Dataset entries:
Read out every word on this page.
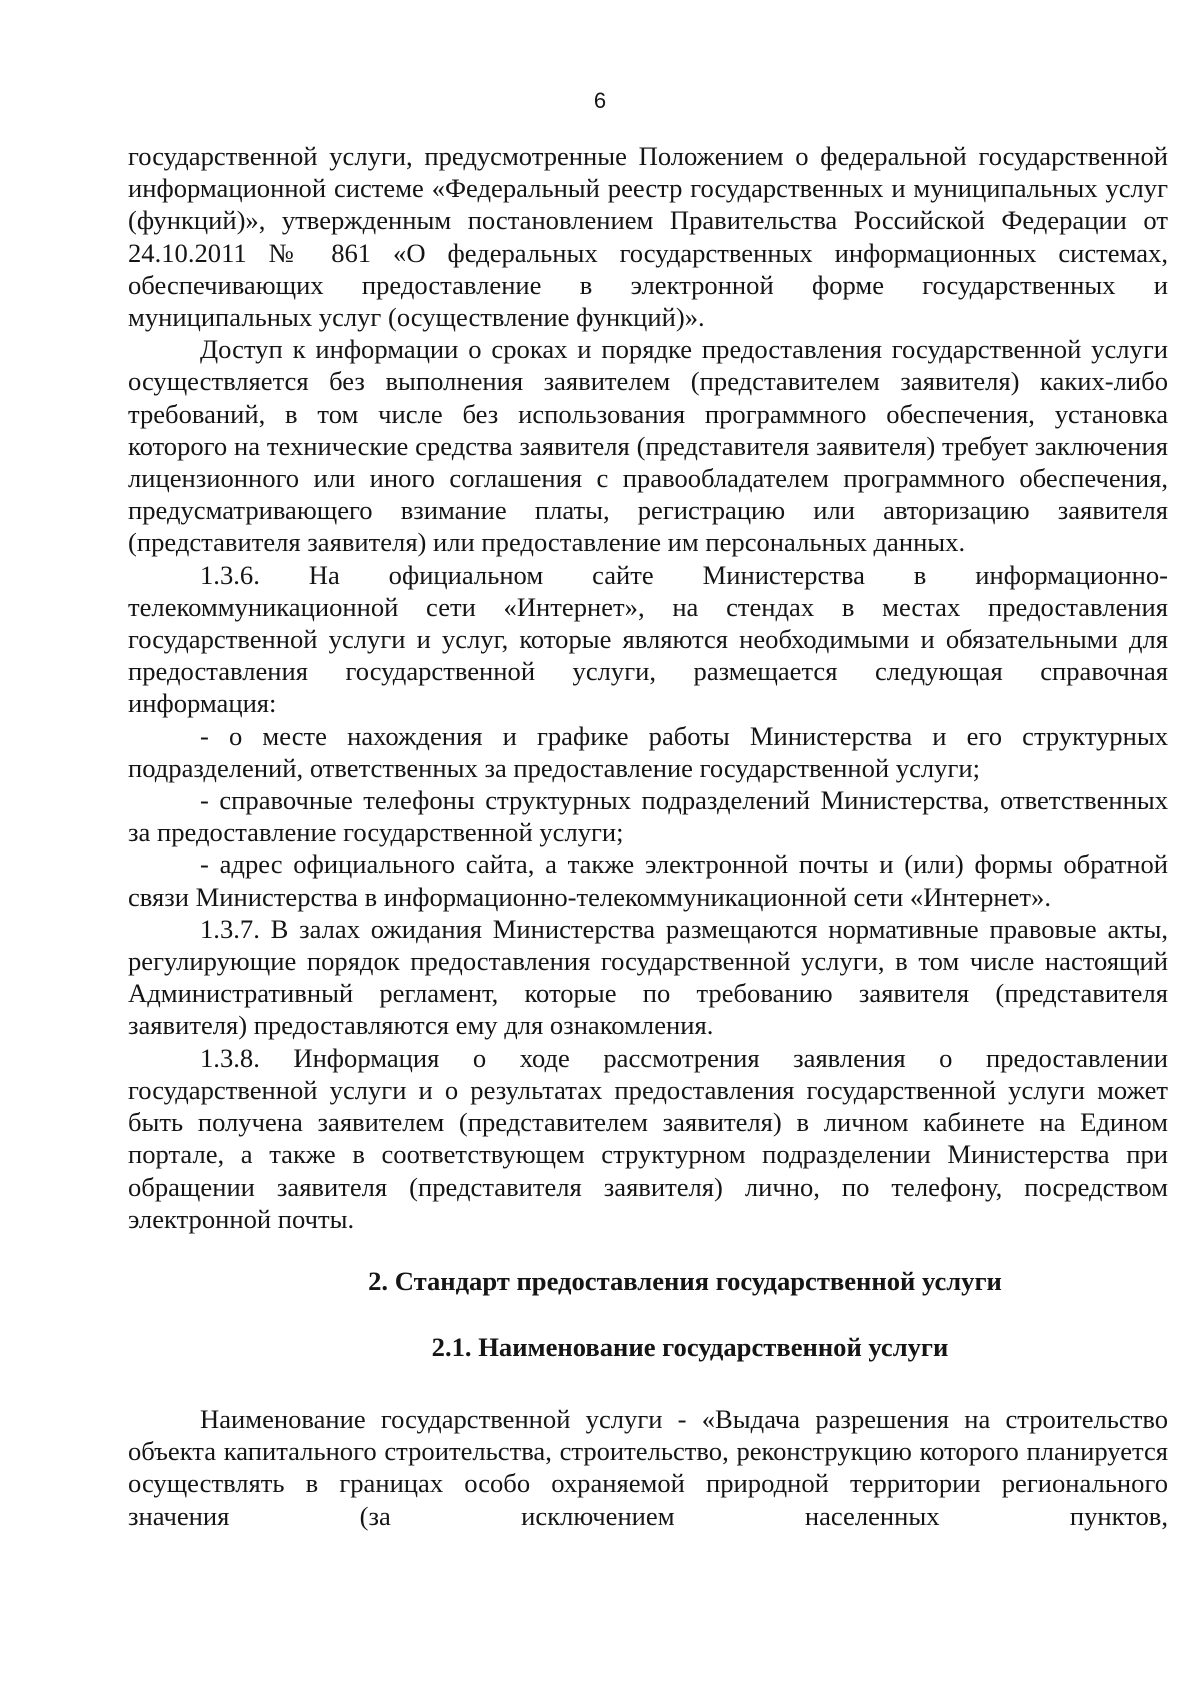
6

государственной услуги, предусмотренные Положением о федеральной государственной информационной системе «Федеральный реестр государственных и муниципальных услуг (функций)», утвержденным постановлением Правительства Российской Федерации от 24.10.2011 № 861 «О федеральных государственных информационных системах, обеспечивающих предоставление в электронной форме государственных и муниципальных услуг (осуществление функций)».

Доступ к информации о сроках и порядке предоставления государственной услуги осуществляется без выполнения заявителем (представителем заявителя) каких-либо требований, в том числе без использования программного обеспечения, установка которого на технические средства заявителя (представителя заявителя) требует заключения лицензионного или иного соглашения с правообладателем программного обеспечения, предусматривающего взимание платы, регистрацию или авторизацию заявителя (представителя заявителя) или предоставление им персональных данных.

1.3.6. На официальном сайте Министерства в информационно-телекоммуникационной сети «Интернет», на стендах в местах предоставления государственной услуги и услуг, которые являются необходимыми и обязательными для предоставления государственной услуги, размещается следующая справочная информация:

- о месте нахождения и графике работы Министерства и его структурных подразделений, ответственных за предоставление государственной услуги;

- справочные телефоны структурных подразделений Министерства, ответственных за предоставление государственной услуги;

- адрес официального сайта, а также электронной почты и (или) формы обратной связи Министерства в информационно-телекоммуникационной сети «Интернет».

1.3.7. В залах ожидания Министерства размещаются нормативные правовые акты, регулирующие порядок предоставления государственной услуги, в том числе настоящий Административный регламент, которые по требованию заявителя (представителя заявителя) предоставляются ему для ознакомления.

1.3.8. Информация о ходе рассмотрения заявления о предоставлении государственной услуги и о результатах предоставления государственной услуги может быть получена заявителем (представителем заявителя) в личном кабинете на Едином портале, а также в соответствующем структурном подразделении Министерства при обращении заявителя (представителя заявителя) лично, по телефону, посредством электронной почты.

2. Стандарт предоставления государственной услуги
2.1. Наименование государственной услуги

Наименование государственной услуги - «Выдача разрешения на строительство объекта капитального строительства, строительство, реконструкцию которого планируется осуществлять в границах особо охраняемой природной территории регионального значения (за исключением населенных пунктов,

Exercise details: Your task is to repeat the material above exactly, without its pictures.

Completed task:
Read out every word on this page.
6

государственной услуги, предусмотренные Положением о федеральной государственной информационной системе «Федеральный реестр государственных и муниципальных услуг (функций)», утвержденным постановлением Правительства Российской Федерации от 24.10.2011 № 861 «О федеральных государственных информационных системах, обеспечивающих предоставление в электронной форме государственных и муниципальных услуг (осуществление функций)».

Доступ к информации о сроках и порядке предоставления государственной услуги осуществляется без выполнения заявителем (представителем заявителя) каких-либо требований, в том числе без использования программного обеспечения, установка которого на технические средства заявителя (представителя заявителя) требует заключения лицензионного или иного соглашения с правообладателем программного обеспечения, предусматривающего взимание платы, регистрацию или авторизацию заявителя (представителя заявителя) или предоставление им персональных данных.

1.3.6. На официальном сайте Министерства в информационно-телекоммуникационной сети «Интернет», на стендах в местах предоставления государственной услуги и услуг, которые являются необходимыми и обязательными для предоставления государственной услуги, размещается следующая справочная информация:

- о месте нахождения и графике работы Министерства и его структурных подразделений, ответственных за предоставление государственной услуги;

- справочные телефоны структурных подразделений Министерства, ответственных за предоставление государственной услуги;

- адрес официального сайта, а также электронной почты и (или) формы обратной связи Министерства в информационно-телекоммуникационной сети «Интернет».

1.3.7. В залах ожидания Министерства размещаются нормативные правовые акты, регулирующие порядок предоставления государственной услуги, в том числе настоящий Административный регламент, которые по требованию заявителя (представителя заявителя) предоставляются ему для ознакомления.

1.3.8. Информация о ходе рассмотрения заявления о предоставлении государственной услуги и о результатах предоставления государственной услуги может быть получена заявителем (представителем заявителя) в личном кабинете на Едином портале, а также в соответствующем структурном подразделении Министерства при обращении заявителя (представителя заявителя) лично, по телефону, посредством электронной почты.

2. Стандарт предоставления государственной услуги
2.1. Наименование государственной услуги

Наименование государственной услуги - «Выдача разрешения на строительство объекта капитального строительства, строительство, реконструкцию которого планируется осуществлять в границах особо охраняемой природной территории регионального значения (за исключением населенных пунктов,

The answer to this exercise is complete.